> Tarefas e exercícios
- 1) Cite na íntegra o texto sobre Palermo, sem alterar nada.
- 2) Nos registros, reproduza as linhas desde a que contém "resize-handle-se[interactable] <box>425 416" até a que contém "magnifier-icon[interactable] <box>274 101", ambas incluídas, trocando "palette-swatch" por "color-chip" e mantendo todo o resto igual.

> Texto fornecido
····················

Palermo, Praça San Domenico (Foto Unsplash/Giuseppe Buccola)

Palermo. «Como filhos amados»

O centenário de Dom Giussani, a visita de Davide Prosperi e uma assembleia com a comunidade da capital siciliana. O relato de um diálogo
Maria Gabriella Ricotta

Quantas coisas podem acontecer quando você espera a visita de um amigo importante que a vida colocou ao seu lado. Com Davide Prosperi queríamos contar à nossa cidade quem foi para nós Dom Giussani, quando se completam cem anos de seu nascimento. Assim, organizamos dois encontros em Palermo: um primeiro ato público e depois uma assembleia com a comunidade. A primeira evidência, tanto no primeiro caso como no segundo, era que não estávamos comemorando um homem que morreu, mas uma experiência viva. Um acontecimento que mais uma vez sucedia diante dos nossos olhos.

O primeiro a intervir na assembleia foi Giampaolo, o “recém-chegado” à comunidade: «Um dia destes estava no supermercado e nos alto-falantes emitiram esta mensagem: “Sabemos que você entra pela conveniência, mas volta pela qualidade”. Creio que estas palavras podem descrever a minha experiência de aproximação ao movimento nos últimos dois anos. Fascinado pela leitura de Dom Giussani (a conveniência), encontrei uma autêntica companhia (a qualidade) com a qual compartilhar esse “belo dia” que entrou na nossa vida. Uma companhia formada por esse amigo com quem você se encontra ao amanhecer, antes de ir trabalhar, para falar da Escola de Comunidade entre outras coisas: essa “turma” com a qual me junto no Banco de Alimentos, essa amiga memor Domini que só estando aí me coloca diante da única realidade indispensável…
Além disso, na carta que o Papa Francisco enviou no dia 18 de outubro a Prosperi, li seu convite a sermos alegres e criativos. Para mim, o convite à alegria não é a habitual recomendação moral cheia de bons propósitos, mas a consequência lógica do encontro que tive com o Mistério, que torna excepcional a minha rotina mais banal e que descubro nesta companhia que me acolheu».

····················

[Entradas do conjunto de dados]

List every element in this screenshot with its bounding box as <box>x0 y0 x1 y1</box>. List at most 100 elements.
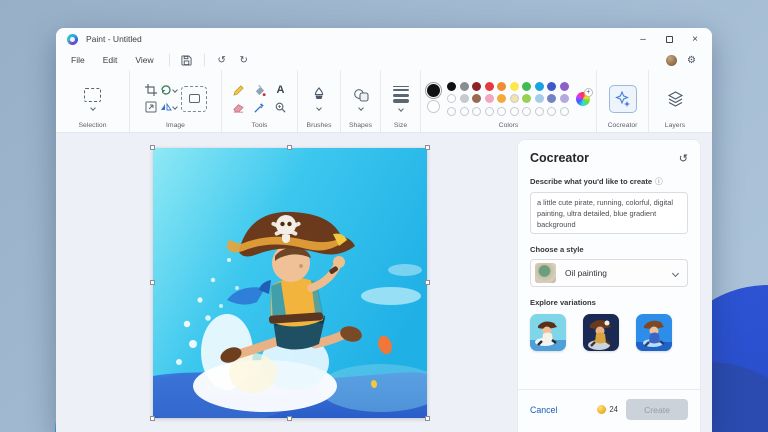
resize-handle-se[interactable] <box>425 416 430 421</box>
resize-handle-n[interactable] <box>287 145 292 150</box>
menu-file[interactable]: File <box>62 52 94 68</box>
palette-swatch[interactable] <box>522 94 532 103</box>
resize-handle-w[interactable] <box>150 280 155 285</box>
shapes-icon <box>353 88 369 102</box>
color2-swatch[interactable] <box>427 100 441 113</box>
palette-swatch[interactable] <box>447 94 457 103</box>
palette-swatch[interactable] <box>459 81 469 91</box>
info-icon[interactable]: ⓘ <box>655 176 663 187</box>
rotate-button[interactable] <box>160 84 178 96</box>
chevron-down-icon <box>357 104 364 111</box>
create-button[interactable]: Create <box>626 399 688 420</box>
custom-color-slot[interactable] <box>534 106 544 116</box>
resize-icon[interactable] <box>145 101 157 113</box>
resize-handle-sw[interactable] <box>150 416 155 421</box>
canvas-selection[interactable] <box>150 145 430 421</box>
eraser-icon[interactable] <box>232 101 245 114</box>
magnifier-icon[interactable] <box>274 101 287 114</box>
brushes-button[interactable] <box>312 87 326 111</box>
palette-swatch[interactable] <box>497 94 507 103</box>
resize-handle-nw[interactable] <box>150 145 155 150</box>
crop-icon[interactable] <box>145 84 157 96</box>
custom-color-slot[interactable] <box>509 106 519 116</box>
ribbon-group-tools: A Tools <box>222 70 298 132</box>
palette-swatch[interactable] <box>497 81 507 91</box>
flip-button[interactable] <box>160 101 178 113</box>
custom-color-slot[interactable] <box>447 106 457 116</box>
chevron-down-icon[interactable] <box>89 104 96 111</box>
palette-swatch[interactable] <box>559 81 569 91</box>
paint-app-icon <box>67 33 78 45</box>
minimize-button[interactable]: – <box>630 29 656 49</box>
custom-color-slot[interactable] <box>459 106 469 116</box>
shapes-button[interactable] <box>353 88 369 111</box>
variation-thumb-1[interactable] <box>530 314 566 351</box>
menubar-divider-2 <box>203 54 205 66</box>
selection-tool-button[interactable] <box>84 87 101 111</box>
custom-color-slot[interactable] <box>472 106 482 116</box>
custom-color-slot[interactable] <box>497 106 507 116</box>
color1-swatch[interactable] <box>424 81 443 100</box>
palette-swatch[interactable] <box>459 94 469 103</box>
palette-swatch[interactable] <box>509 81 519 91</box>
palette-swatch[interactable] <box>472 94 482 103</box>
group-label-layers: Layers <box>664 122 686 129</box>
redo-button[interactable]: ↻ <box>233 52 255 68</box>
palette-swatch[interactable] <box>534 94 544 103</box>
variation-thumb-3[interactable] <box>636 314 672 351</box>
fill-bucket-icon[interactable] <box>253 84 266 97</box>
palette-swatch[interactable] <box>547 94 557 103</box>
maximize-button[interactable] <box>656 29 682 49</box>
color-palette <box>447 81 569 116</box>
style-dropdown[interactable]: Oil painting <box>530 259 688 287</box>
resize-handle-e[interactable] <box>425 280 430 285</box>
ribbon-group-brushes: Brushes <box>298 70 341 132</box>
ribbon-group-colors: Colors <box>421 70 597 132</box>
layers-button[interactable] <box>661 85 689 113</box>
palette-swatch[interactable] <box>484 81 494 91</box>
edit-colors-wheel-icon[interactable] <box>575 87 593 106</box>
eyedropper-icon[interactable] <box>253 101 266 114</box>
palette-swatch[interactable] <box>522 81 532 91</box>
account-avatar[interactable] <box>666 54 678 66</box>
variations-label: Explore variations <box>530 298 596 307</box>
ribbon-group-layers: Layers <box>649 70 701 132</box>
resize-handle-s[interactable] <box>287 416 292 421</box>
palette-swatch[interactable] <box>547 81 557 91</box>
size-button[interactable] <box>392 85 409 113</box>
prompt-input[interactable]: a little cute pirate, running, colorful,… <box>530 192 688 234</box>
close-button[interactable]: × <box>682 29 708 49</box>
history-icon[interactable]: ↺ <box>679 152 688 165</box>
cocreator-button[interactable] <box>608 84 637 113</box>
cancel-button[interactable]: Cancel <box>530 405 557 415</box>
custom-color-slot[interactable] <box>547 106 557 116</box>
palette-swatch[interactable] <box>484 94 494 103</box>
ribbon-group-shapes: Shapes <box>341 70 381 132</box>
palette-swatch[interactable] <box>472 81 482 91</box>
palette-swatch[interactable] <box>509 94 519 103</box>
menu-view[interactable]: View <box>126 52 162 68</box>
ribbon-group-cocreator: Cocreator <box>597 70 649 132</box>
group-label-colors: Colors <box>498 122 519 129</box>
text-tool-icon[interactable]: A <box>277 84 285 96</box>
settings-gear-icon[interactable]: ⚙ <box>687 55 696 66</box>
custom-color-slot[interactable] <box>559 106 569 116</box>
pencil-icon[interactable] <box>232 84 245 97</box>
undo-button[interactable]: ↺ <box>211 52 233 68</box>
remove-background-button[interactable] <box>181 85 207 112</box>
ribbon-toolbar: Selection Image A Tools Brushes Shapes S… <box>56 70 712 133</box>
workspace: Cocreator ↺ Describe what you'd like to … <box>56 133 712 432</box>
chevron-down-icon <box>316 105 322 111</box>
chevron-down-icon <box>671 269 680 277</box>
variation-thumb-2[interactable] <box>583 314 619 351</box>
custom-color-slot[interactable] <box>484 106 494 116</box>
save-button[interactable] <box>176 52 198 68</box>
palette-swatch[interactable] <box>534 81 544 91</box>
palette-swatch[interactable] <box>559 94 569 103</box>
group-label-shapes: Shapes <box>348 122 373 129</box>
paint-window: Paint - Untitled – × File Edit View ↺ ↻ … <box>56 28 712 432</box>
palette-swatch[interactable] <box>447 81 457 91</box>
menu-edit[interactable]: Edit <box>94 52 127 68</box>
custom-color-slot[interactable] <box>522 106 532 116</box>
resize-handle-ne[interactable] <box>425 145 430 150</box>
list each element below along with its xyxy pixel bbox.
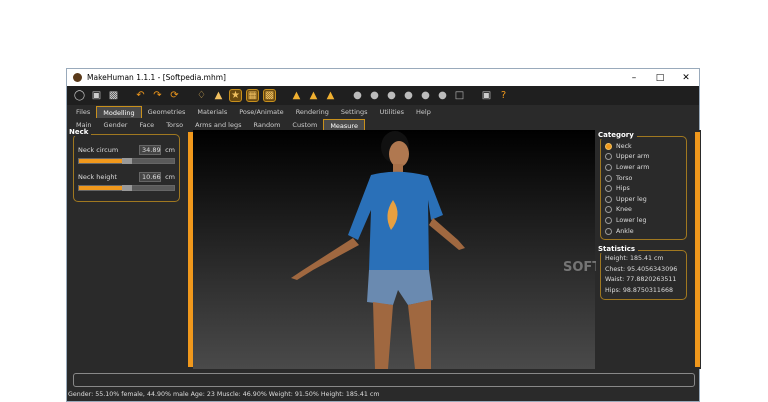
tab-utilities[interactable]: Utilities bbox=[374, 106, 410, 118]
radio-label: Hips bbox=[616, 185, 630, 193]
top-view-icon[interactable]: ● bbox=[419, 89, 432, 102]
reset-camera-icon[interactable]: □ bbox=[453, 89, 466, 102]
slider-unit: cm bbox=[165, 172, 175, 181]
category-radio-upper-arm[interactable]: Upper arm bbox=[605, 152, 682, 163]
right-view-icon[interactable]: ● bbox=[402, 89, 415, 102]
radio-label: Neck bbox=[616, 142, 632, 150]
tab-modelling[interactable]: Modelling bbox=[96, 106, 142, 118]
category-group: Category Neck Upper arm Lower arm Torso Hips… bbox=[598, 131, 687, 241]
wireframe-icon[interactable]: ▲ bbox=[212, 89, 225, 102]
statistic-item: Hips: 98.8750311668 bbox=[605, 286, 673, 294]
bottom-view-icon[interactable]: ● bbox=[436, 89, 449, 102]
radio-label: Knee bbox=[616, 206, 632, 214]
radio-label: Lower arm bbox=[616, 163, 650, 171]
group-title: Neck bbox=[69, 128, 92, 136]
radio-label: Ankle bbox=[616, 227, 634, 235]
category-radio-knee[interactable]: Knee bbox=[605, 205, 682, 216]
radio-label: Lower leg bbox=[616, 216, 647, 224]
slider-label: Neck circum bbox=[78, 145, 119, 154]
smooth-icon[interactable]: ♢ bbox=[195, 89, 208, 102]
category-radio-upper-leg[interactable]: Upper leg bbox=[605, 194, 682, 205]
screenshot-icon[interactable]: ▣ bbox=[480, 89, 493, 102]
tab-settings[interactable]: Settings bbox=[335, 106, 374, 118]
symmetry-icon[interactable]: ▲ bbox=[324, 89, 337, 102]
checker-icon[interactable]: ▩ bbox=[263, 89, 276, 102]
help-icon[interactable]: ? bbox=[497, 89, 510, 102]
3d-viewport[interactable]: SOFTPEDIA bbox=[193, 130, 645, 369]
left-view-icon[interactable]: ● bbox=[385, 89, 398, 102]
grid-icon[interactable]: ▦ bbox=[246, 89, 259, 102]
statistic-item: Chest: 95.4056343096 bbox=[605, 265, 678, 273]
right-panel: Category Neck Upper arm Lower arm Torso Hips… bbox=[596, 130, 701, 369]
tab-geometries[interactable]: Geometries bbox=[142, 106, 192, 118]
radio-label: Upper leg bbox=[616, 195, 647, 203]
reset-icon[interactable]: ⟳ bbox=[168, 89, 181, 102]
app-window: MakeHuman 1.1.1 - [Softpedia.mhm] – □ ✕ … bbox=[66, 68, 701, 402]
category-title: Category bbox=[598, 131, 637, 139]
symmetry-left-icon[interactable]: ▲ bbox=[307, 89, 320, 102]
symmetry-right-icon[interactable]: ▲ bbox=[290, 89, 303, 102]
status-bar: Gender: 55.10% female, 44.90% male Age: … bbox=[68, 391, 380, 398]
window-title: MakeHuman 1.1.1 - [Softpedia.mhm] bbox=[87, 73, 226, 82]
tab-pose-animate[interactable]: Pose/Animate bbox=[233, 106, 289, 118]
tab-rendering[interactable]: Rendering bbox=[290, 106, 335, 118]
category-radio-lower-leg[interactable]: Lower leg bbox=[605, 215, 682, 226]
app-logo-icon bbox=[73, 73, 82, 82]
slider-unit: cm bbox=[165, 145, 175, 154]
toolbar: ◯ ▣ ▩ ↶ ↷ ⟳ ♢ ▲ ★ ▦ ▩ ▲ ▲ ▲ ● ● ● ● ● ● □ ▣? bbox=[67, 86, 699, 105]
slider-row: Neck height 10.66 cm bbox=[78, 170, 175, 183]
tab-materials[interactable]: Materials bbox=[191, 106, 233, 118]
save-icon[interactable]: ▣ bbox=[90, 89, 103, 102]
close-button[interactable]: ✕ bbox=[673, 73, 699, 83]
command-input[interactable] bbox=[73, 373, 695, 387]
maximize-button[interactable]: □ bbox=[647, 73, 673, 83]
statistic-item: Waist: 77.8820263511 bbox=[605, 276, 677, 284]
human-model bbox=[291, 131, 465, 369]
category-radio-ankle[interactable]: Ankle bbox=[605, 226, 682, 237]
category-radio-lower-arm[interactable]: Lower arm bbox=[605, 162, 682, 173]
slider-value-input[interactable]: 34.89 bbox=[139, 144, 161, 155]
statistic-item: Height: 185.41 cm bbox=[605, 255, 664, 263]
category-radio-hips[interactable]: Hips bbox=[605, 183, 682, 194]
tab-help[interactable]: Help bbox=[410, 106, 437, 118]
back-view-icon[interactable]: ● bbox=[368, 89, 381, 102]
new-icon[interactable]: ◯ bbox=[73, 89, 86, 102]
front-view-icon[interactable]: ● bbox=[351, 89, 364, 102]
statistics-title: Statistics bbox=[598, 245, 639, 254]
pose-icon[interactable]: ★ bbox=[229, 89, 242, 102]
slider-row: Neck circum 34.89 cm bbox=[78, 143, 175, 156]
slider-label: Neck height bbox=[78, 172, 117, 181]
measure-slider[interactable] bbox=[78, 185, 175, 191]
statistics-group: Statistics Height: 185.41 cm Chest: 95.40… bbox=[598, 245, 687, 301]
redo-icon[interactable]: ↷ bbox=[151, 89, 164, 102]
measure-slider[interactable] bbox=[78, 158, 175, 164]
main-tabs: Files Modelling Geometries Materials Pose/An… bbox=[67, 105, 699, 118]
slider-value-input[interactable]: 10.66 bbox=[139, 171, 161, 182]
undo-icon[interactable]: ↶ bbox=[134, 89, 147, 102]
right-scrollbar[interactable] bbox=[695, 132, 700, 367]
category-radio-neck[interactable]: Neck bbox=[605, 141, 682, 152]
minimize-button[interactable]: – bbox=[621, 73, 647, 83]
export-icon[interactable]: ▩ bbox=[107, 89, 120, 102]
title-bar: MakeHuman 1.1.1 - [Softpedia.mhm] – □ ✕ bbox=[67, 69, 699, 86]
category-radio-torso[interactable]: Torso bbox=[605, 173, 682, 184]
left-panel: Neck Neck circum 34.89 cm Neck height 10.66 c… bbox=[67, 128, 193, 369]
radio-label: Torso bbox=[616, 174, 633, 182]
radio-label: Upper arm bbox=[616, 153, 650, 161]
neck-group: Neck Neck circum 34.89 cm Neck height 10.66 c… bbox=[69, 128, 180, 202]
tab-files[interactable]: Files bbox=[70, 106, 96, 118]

····················

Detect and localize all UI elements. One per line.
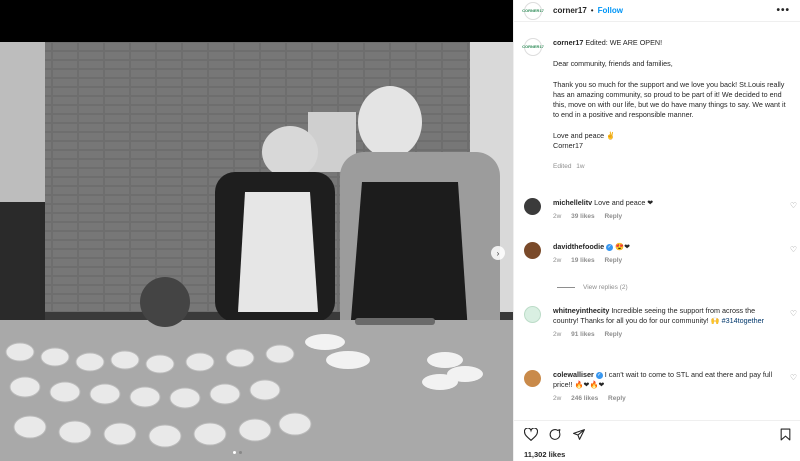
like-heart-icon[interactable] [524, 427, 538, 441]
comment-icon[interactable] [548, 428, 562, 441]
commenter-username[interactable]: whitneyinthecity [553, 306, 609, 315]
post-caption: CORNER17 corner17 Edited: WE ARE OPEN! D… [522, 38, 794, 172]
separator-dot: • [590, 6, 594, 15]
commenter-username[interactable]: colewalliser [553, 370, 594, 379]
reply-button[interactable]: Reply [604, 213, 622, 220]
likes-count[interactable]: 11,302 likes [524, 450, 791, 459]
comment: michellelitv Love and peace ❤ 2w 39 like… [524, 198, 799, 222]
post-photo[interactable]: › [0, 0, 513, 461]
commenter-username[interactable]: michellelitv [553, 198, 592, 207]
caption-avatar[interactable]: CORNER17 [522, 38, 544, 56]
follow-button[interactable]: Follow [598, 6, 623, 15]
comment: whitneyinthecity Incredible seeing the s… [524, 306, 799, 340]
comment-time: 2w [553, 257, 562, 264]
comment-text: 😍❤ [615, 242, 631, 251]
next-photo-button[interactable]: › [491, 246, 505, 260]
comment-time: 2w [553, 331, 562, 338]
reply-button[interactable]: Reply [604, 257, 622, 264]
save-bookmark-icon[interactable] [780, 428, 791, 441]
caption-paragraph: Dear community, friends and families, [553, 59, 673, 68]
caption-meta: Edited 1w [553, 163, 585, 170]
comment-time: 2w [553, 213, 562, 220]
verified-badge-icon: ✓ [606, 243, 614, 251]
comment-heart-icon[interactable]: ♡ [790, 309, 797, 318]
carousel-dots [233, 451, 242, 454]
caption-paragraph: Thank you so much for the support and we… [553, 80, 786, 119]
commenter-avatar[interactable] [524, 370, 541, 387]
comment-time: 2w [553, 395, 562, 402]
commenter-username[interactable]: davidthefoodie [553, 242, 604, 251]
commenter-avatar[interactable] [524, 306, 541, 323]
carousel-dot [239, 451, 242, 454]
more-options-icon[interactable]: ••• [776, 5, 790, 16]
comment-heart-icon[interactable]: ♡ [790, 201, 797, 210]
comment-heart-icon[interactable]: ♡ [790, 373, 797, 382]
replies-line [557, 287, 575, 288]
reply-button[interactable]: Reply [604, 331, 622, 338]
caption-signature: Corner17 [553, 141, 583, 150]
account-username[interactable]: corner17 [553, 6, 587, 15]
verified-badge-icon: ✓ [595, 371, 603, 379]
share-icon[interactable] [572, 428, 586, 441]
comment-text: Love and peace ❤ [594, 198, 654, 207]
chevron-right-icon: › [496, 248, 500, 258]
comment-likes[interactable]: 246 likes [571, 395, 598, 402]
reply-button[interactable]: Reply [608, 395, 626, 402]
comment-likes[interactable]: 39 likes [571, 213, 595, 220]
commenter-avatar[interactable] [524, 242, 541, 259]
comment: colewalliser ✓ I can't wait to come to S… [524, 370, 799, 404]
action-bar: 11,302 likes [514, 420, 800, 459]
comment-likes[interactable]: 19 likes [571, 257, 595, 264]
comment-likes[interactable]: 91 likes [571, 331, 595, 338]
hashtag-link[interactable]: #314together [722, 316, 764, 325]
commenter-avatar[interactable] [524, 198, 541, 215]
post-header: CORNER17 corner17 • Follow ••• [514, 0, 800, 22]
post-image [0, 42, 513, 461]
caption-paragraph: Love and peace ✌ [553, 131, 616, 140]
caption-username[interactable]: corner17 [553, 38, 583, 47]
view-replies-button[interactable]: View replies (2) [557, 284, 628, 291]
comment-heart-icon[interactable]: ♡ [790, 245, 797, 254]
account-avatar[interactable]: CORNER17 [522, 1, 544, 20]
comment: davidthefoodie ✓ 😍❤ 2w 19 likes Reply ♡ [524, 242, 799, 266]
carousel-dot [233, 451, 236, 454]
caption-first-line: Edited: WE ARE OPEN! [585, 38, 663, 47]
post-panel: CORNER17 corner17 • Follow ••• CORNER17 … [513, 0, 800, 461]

····················

> Respostas completas
- 1)
Palermo, Praça San Domenico (Foto Unsplash/Giuseppe Buccola)

Palermo. «Como filhos amados»

O centenário de Dom Giussani, a visita de Davide Prosperi e uma assembleia com a comunidade da capital siciliana. O relato de um diálogo
Maria Gabriella Ricotta

Quantas coisas podem acontecer quando você espera a visita de um amigo importante que a vida colocou ao seu lado. Com Davide Prosperi queríamos contar à nossa cidade quem foi para nós Dom Giussani, quando se completam cem anos de seu nascimento. Assim, organizamos dois encontros em Palermo: um primeiro ato público e depois uma assembleia com a comunidade. A primeira evidência, tanto no primeiro caso como no segundo, era que não estávamos comemorando um homem que morreu, mas uma experiência viva. Um acontecimento que mais uma vez sucedia diante dos nossos olhos.

O primeiro a intervir na assembleia foi Giampaolo, o “recém-chegado” à comunidade: «Um dia destes estava no supermercado e nos alto-falantes emitiram esta mensagem: “Sabemos que você entra pela conveniência, mas volta pela qualidade”. Creio que estas palavras podem descrever a minha experiência de aproximação ao movimento nos últimos dois anos. Fascinado pela leitura de Dom Giussani (a conveniência), encontrei uma autêntica companhia (a qualidade) com a qual compartilhar esse “belo dia” que entrou na nossa vida. Uma companhia formada por esse amigo com quem você se encontra ao amanhecer, antes de ir trabalhar, para falar da Escola de Comunidade entre outras coisas: essa “turma” com a qual me junto no Banco de Alimentos, essa amiga memor Domini que só estando aí me coloca diante da única realidade indispensável…
Além disso, na carta que o Papa Francisco enviou no dia 18 de outubro a Prosperi, li seu convite a sermos alegres e criativos. Para mim, o convite à alegria não é a habitual recomendação moral cheia de bons propósitos, mas a consequência lógica do encontro que tive com o Mistério, que torna excepcional a minha rotina mais banal e que descubro nesta companhia que me acolheu».

- 2)
resize-handle-se[interactable] <box>425 416 430 421</box>
resize-handle-n[interactable] <box>287 145 292 150</box>
menu-file[interactable]: File <box>62 52 94 68</box>
color-chip[interactable] <box>522 94 532 103</box>
resize-handle-w[interactable] <box>150 280 155 285</box>
shapes-icon <box>353 88 369 102</box>
color2-swatch[interactable] <box>427 100 441 113</box>
color-chip[interactable] <box>447 94 457 103</box>
color-chip[interactable] <box>459 81 469 91</box>
info-icon[interactable]: ⓘ <box>655 176 663 187</box>
rotate-button[interactable] <box>160 84 178 96</box>
chevron-down-icon <box>357 104 364 111</box>
create-button[interactable]: Create <box>626 399 688 420</box>
custom-color-slot[interactable] <box>534 106 544 116</box>
resize-icon[interactable] <box>145 101 157 113</box>
resize-handle-sw[interactable] <box>150 416 155 421</box>
canvas-selection[interactable] <box>150 145 430 421</box>
eraser-icon[interactable] <box>232 101 245 114</box>
magnifier-icon[interactable] <box>274 101 287 114</box>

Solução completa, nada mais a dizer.